Brief – Repeat the listing in full, exactly as it stands.

Supplied data –
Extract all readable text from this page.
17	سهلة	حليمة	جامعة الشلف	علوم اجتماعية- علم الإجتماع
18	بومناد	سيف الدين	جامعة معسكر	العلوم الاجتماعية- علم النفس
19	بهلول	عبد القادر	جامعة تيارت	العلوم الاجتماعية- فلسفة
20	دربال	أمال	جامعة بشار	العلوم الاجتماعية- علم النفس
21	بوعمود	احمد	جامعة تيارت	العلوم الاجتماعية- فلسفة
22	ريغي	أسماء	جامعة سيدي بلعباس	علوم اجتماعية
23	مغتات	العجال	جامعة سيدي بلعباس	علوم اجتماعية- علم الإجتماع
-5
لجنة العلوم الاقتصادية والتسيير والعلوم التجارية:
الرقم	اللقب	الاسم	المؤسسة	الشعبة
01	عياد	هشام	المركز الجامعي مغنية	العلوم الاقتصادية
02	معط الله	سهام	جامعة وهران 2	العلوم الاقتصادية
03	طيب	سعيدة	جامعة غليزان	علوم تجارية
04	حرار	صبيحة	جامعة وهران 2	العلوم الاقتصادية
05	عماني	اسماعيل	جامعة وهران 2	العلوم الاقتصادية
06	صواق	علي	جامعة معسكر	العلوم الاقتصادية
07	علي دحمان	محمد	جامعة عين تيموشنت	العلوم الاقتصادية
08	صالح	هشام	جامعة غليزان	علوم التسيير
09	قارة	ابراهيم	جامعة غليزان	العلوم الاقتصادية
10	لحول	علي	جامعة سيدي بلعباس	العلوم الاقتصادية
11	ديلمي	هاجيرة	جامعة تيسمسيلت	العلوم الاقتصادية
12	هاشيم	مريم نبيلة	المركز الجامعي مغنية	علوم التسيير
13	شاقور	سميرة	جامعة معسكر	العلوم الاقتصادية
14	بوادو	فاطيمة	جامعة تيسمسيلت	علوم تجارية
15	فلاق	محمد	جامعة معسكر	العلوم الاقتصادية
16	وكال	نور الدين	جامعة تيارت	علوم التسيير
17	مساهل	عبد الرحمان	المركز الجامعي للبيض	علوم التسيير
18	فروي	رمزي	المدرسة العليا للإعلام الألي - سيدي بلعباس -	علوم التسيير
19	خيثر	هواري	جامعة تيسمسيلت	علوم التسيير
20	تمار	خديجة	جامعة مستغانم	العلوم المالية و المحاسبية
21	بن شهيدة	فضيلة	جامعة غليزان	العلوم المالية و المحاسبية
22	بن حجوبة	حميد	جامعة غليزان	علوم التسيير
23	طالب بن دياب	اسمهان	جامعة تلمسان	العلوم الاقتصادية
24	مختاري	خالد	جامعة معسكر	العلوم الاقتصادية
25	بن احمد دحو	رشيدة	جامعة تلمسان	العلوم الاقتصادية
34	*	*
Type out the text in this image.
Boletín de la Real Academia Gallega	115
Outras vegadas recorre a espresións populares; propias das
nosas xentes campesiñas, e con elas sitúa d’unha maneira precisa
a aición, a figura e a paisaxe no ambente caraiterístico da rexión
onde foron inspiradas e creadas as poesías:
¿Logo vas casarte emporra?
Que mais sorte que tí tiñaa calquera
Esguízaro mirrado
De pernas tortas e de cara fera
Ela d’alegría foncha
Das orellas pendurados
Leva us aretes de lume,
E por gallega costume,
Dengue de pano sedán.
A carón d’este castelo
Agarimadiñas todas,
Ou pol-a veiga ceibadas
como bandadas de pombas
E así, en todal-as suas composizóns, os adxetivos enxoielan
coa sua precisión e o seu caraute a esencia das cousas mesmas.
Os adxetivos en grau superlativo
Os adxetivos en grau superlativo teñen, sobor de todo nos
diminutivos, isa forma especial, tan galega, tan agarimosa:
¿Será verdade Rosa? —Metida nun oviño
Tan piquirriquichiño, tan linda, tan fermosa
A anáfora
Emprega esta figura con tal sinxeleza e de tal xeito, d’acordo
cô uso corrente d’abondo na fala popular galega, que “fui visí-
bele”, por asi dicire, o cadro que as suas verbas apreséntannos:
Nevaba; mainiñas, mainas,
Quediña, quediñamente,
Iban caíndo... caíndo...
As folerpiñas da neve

Response to this task –
Extract all readable text from this page.
17	سهلة	حليمة	جامعة الشلف	علوم اجتماعية- علم الإجتماع
18	بومناد	سيف الدين	جامعة معسكر	العلوم الاجتماعية- علم النفس
19	بهلول	عبد القادر	جامعة تيارت	العلوم الاجتماعية- فلسفة
20	دربال	أمال	جامعة بشار	العلوم الاجتماعية- علم النفس
21	بوعمود	احمد	جامعة تيارت	العلوم الاجتماعية- فلسفة
22	ريغي	أسماء	جامعة سيدي بلعباس	علوم اجتماعية
23	مغتات	العجال	جامعة سيدي بلعباس	علوم اجتماعية- علم الإجتماع
-5
لجنة العلوم الاقتصادية والتسيير والعلوم التجارية:
الرقم	اللقب	الاسم	المؤسسة	الشعبة
01	عياد	هشام	المركز الجامعي مغنية	العلوم الاقتصادية
02	معط الله	سهام	جامعة وهران 2	العلوم الاقتصادية
03	طيب	سعيدة	جامعة غليزان	علوم تجارية
04	حرار	صبيحة	جامعة وهران 2	العلوم الاقتصادية
05	عماني	اسماعيل	جامعة وهران 2	العلوم الاقتصادية
06	صواق	علي	جامعة معسكر	العلوم الاقتصادية
07	علي دحمان	محمد	جامعة عين تيموشنت	العلوم الاقتصادية
08	صالح	هشام	جامعة غليزان	علوم التسيير
09	قارة	ابراهيم	جامعة غليزان	العلوم الاقتصادية
10	لحول	علي	جامعة سيدي بلعباس	العلوم الاقتصادية
11	ديلمي	هاجيرة	جامعة تيسمسيلت	العلوم الاقتصادية
12	هاشيم	مريم نبيلة	المركز الجامعي مغنية	علوم التسيير
13	شاقور	سميرة	جامعة معسكر	العلوم الاقتصادية
14	بوادو	فاطيمة	جامعة تيسمسيلت	علوم تجارية
15	فلاق	محمد	جامعة معسكر	العلوم الاقتصادية
16	وكال	نور الدين	جامعة تيارت	علوم التسيير
17	مساهل	عبد الرحمان	المركز الجامعي للبيض	علوم التسيير
18	فروي	رمزي	المدرسة العليا للإعلام الألي - سيدي بلعباس -	علوم التسيير
19	خيثر	هواري	جامعة تيسمسيلت	علوم التسيير
20	تمار	خديجة	جامعة مستغانم	العلوم المالية و المحاسبية
21	بن شهيدة	فضيلة	جامعة غليزان	العلوم المالية و المحاسبية
22	بن حجوبة	حميد	جامعة غليزان	علوم التسيير
23	طالب بن دياب	اسمهان	جامعة تلمسان	العلوم الاقتصادية
24	مختاري	خالد	جامعة معسكر	العلوم الاقتصادية
25	بن احمد دحو	رشيدة	جامعة تلمسان	العلوم الاقتصادية
34	*	*
Type out the text in this image.
Boletín de la Real Academia Gallega	115
Outras vegadas recorre a espresións populares; propias das
nosas xentes campesiñas, e con elas sitúa d’unha maneira precisa
a aición, a figura e a paisaxe no ambente caraiterístico da rexión
onde foron inspiradas e creadas as poesías:
¿Logo vas casarte emporra?
Que mais sorte que tí tiñaa calquera
Esguízaro mirrado
De pernas tortas e de cara fera
Ela d’alegría foncha
Das orellas pendurados
Leva us aretes de lume,
E por gallega costume,
Dengue de pano sedán.
A carón d’este castelo
Agarimadiñas todas,
Ou pol-a veiga ceibadas
como bandadas de pombas
E así, en todal-as suas composizóns, os adxetivos enxoielan
coa sua precisión e o seu caraute a esencia das cousas mesmas.
Os adxetivos en grau superlativo
Os adxetivos en grau superlativo teñen, sobor de todo nos
diminutivos, isa forma especial, tan galega, tan agarimosa:
¿Será verdade Rosa? —Metida nun oviño
Tan piquirriquichiño, tan linda, tan fermosa
A anáfora
Emprega esta figura con tal sinxeleza e de tal xeito, d’acordo
cô uso corrente d’abondo na fala popular galega, que “fui visí-
bele”, por asi dicire, o cadro que as suas verbas apreséntannos:
Nevaba; mainiñas, mainas,
Quediña, quediñamente,
Iban caíndo... caíndo...
As folerpiñas da neve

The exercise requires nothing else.